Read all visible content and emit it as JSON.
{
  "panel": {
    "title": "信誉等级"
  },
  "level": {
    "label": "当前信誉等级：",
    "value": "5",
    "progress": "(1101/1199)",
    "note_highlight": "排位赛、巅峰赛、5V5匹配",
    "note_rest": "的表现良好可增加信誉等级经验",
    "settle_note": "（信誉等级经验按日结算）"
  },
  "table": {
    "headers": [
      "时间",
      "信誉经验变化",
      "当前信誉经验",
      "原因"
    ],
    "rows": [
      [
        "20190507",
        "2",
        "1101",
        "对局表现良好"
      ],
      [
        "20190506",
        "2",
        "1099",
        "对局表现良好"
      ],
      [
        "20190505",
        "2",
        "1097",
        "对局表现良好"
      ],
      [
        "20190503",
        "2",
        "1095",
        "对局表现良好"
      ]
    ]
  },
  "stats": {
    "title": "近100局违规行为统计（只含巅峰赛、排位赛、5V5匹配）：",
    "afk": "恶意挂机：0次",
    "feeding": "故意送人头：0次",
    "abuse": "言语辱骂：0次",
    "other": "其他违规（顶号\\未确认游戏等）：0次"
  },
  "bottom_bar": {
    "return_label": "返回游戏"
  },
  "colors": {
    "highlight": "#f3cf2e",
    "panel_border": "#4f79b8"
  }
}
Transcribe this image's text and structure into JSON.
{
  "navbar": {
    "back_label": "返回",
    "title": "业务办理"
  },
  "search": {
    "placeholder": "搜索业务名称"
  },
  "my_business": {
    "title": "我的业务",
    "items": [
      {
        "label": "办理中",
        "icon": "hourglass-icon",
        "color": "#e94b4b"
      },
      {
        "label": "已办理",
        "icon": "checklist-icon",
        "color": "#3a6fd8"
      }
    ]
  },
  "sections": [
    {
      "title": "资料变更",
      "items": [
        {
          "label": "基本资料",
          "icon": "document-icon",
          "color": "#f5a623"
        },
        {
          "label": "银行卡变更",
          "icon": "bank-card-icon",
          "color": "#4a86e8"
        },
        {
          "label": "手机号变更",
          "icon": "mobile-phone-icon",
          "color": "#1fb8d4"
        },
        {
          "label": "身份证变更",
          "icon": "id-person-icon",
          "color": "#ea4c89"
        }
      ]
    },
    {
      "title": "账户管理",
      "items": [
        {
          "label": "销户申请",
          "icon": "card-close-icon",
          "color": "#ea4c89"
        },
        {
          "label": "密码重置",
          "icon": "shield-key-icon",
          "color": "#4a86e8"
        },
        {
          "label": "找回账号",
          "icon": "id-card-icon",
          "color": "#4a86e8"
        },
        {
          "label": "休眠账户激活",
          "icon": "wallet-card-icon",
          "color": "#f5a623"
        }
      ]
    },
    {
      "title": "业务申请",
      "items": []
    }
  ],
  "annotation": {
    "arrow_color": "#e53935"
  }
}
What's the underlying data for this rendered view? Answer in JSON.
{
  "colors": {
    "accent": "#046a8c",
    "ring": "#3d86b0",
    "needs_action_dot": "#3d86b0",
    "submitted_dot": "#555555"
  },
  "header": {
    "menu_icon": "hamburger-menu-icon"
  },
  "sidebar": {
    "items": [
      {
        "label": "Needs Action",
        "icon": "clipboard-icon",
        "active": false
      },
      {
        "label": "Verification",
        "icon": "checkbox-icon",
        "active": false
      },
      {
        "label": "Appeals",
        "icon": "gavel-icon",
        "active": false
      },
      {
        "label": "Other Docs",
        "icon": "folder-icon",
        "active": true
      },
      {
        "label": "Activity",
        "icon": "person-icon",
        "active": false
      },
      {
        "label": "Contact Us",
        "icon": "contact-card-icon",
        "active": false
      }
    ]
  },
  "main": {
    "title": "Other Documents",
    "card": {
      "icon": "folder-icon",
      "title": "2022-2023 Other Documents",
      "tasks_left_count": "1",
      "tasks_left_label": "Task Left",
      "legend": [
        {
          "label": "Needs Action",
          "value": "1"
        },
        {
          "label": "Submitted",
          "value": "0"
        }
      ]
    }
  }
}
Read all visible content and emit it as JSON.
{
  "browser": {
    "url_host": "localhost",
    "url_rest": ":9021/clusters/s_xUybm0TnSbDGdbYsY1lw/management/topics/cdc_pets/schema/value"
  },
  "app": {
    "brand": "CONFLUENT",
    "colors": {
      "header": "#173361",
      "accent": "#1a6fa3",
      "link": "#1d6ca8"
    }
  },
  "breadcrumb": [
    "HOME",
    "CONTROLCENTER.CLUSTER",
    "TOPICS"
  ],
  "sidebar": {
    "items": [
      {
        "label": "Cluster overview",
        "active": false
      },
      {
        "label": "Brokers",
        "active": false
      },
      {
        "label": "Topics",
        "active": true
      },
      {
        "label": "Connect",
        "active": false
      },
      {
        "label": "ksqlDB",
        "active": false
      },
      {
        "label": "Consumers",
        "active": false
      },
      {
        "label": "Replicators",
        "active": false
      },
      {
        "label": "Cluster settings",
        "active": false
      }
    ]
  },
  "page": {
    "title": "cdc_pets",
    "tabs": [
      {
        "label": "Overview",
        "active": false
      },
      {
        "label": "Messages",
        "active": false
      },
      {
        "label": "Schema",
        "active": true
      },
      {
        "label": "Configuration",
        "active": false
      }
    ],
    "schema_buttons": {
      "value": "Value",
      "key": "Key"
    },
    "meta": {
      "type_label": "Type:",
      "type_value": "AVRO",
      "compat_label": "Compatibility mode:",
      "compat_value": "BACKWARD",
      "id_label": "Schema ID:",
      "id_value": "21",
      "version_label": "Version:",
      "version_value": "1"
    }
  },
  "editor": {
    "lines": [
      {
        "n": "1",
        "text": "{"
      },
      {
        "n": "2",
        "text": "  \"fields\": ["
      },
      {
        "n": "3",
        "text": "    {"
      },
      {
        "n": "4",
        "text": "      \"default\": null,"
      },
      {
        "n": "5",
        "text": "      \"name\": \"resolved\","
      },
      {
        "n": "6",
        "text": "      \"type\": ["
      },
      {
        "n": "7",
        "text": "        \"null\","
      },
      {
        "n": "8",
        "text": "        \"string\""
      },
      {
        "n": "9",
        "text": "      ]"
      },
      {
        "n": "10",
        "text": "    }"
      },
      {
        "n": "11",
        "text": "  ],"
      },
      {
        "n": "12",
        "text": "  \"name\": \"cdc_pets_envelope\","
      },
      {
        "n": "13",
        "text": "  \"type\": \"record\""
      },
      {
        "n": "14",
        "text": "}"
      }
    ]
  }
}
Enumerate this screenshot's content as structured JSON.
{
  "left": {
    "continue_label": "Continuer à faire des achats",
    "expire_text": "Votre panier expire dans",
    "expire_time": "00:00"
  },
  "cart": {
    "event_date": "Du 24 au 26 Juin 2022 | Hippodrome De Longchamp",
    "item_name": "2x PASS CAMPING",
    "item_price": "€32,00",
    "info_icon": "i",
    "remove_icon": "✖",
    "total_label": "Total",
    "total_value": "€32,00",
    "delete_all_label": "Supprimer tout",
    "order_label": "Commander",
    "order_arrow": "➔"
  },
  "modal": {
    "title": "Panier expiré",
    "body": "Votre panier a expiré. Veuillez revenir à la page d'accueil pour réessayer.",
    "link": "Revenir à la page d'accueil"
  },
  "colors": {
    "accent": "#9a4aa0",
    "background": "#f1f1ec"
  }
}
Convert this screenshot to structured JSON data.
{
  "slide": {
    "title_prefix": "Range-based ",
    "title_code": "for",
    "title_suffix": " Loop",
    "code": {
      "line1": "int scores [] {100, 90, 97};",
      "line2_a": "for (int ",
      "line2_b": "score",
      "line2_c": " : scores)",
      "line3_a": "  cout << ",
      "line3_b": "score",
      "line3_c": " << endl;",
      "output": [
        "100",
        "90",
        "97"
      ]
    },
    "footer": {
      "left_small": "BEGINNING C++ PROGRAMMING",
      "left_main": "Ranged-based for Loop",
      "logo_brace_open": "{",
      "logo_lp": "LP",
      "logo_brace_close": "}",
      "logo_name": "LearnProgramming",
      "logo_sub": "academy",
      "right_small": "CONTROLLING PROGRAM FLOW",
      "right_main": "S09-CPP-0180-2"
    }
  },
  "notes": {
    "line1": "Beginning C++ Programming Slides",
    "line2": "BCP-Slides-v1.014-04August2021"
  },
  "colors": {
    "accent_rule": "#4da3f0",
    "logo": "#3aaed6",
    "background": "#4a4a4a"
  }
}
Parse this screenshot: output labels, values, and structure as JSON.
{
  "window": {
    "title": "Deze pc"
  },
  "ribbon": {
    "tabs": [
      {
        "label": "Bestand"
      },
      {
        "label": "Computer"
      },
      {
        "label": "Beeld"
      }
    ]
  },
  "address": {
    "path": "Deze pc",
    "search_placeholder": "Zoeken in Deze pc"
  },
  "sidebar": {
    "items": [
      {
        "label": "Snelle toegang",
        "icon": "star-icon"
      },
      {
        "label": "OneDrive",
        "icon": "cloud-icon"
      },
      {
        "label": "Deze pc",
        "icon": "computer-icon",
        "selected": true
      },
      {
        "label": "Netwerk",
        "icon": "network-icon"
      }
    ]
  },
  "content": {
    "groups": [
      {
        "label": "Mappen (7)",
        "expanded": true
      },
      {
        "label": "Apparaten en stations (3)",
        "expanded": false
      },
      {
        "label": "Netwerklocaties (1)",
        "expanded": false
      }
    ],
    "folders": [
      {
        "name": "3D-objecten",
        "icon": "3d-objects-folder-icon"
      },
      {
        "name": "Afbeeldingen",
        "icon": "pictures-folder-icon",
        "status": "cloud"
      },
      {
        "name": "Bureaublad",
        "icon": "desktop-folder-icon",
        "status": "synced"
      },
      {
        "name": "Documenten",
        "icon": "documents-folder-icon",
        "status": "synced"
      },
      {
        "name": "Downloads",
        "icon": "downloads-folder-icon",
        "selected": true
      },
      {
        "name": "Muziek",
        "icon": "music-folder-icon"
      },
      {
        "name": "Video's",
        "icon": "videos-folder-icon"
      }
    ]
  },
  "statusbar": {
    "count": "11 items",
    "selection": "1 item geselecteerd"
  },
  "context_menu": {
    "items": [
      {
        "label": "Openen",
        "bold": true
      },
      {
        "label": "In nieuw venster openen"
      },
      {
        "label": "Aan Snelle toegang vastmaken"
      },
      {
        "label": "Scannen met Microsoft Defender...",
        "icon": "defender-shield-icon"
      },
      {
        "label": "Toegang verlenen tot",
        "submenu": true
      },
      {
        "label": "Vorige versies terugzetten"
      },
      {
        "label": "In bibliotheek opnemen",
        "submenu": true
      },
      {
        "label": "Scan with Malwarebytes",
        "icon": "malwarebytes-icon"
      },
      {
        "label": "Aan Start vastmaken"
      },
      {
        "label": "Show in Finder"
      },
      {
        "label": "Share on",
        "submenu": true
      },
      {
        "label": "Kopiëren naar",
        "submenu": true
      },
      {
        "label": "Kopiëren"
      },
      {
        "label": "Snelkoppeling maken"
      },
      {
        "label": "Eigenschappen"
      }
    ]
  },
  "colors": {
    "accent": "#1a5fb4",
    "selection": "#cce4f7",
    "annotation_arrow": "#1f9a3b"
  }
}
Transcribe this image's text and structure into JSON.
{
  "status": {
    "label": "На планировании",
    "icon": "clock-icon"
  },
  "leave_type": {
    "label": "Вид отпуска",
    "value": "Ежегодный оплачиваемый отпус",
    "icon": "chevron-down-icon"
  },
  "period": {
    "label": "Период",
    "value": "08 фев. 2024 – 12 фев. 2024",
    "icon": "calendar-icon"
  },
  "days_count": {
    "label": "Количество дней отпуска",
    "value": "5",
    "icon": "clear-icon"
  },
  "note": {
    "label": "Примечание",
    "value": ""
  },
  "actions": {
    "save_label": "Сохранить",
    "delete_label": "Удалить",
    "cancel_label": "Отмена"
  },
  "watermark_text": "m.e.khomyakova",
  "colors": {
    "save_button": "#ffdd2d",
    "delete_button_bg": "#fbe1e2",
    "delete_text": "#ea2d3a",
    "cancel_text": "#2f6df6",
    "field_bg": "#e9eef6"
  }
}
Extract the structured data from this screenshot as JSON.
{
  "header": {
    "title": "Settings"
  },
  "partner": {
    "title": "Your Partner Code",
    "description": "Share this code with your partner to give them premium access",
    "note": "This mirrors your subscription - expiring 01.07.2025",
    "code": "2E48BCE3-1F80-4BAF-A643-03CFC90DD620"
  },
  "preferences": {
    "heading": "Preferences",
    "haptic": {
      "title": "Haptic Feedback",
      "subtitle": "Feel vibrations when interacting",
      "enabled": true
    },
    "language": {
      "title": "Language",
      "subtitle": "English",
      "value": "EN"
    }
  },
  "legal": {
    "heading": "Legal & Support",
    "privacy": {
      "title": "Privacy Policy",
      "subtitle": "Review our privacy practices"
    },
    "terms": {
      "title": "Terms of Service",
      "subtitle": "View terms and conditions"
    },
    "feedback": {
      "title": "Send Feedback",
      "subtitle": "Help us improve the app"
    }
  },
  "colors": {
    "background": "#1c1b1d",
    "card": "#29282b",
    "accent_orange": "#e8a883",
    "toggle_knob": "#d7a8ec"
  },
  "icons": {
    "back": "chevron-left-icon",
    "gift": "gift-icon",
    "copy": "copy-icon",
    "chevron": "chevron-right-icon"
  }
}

» **GIVEN INSTRUCTION**
State the number of lines above that hold the string "card", with nothing added.

» **RESPONSE TO THIS TASK**
7